### Exercise objective:
List every line below containing "buff".

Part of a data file
--- start ---
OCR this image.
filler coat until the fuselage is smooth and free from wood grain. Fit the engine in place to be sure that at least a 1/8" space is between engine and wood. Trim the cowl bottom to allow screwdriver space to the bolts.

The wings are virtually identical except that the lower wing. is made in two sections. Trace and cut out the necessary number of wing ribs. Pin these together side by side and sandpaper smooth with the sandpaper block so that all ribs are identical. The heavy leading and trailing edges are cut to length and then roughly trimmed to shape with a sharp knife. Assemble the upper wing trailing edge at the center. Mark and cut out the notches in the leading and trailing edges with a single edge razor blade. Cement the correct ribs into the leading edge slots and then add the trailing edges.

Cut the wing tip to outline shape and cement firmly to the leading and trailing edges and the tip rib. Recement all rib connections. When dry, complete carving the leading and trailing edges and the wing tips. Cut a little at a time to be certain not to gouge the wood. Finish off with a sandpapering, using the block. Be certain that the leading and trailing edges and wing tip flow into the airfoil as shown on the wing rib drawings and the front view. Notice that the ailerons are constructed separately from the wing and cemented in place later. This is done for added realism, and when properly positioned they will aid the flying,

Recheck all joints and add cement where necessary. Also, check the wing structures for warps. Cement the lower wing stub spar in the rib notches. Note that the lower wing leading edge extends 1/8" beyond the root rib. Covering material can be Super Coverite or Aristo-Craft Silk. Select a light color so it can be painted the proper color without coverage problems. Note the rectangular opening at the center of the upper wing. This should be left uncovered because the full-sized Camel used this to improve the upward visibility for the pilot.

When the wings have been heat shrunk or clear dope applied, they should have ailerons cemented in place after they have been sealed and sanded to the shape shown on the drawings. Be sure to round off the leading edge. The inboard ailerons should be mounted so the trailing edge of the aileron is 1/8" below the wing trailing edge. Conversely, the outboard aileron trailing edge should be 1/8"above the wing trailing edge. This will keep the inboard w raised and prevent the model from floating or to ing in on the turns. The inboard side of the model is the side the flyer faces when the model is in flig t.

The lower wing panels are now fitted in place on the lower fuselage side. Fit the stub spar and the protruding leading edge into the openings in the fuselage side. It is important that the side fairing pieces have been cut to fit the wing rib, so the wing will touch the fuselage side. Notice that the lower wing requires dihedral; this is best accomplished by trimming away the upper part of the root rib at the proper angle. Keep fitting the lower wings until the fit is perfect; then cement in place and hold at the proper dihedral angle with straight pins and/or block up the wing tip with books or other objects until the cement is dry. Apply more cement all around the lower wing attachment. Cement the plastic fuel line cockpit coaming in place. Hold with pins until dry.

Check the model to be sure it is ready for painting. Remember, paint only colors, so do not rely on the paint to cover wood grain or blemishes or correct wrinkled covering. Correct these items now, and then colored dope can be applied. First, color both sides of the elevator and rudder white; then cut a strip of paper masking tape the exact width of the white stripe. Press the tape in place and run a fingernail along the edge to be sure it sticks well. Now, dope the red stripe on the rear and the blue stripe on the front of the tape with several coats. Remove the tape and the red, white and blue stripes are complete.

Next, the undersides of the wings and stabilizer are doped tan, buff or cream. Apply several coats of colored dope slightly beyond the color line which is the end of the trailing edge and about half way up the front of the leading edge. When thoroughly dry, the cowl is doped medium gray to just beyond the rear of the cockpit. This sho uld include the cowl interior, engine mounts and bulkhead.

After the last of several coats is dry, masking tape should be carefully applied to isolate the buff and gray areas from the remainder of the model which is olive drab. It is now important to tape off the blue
--- end ---
### Finished exercise:
Next, the undersides of the wings and stabilizer are doped tan, buff or cream. Apply several coats of colored dope slightly beyond the color line which is the end of the trailing edge and about half way up the front of the leading edge. When thoroughly dry, the cowl is doped medium gray to just beyond the rear of the cockpit. This sho uld include the cowl interior, engine mounts and bulkhead.
After the last of several coats is dry, masking tape should be carefully applied to isolate the buff and gray areas from the remainder of the model which is olive drab. It is now important to tape off the blue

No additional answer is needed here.